> **CHALLENGE**:
Identify every line in the records below that contains the word "this", and copy each of those lines.

> **DATA SUPPLIED**:
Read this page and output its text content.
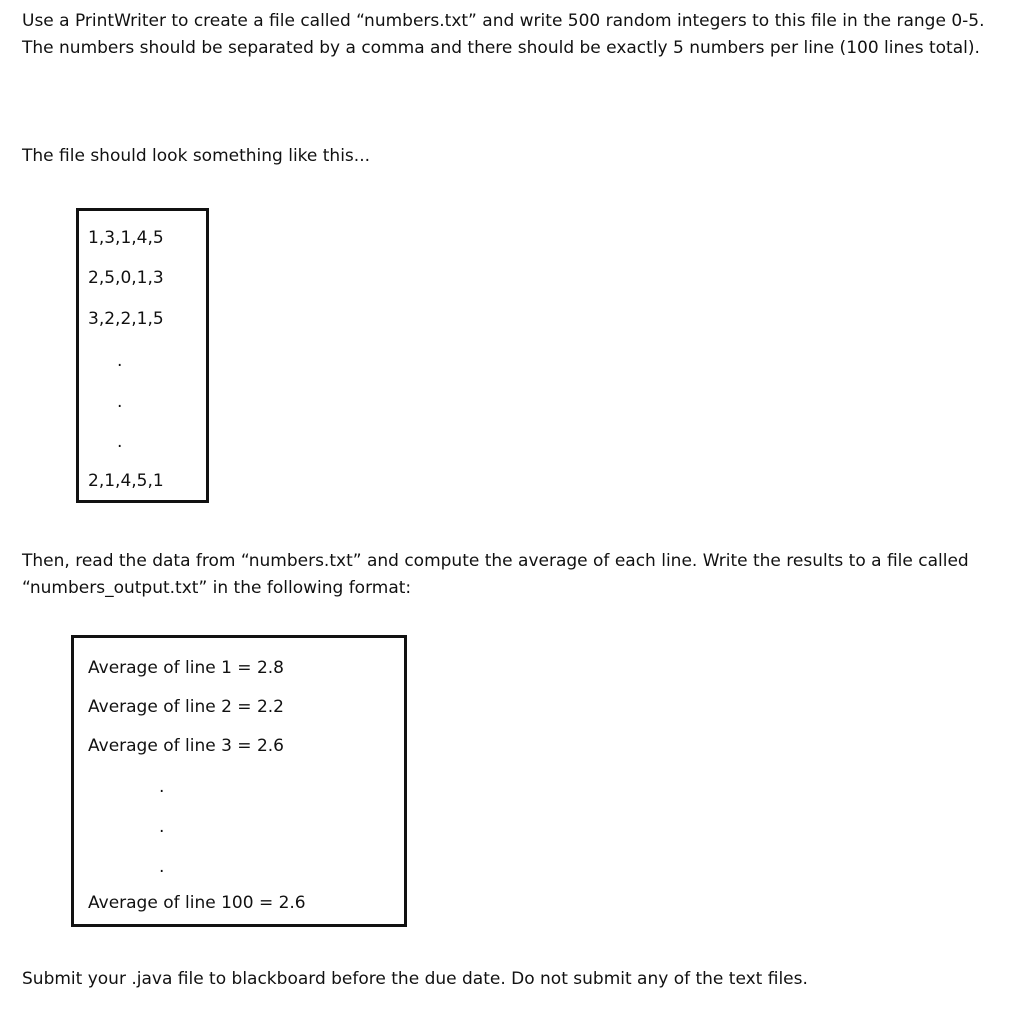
Use a PrintWriter to create a file called “numbers.txt” and write 500 random integers to this file in the range 0-5. The numbers should be separated by a comma and there should be exactly 5 numbers per line (100 lines total).

The file should look something like this...

1,3,1,4,5
2,5,0,1,3
3,2,2,1,5
.
.
.
2,1,4,5,1

Then, read the data from “numbers.txt” and compute the average of each line. Write the results to a file called “numbers_output.txt” in the following format:

Average of line 1 = 2.8
Average of line 2 = 2.2
Average of line 3 = 2.6
.
.
.
Average of line 100 = 2.6

Submit your .java file to blackboard before the due date. Do not submit any of the text files.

> **OUTPUT BELOW**:
Read this page and output its text content.
Use a PrintWriter to create a file called “numbers.txt” and write 500 random integers to this file in the range 0-5. The numbers should be separated by a comma and there should be exactly 5 numbers per line (100 lines total).
The file should look something like this...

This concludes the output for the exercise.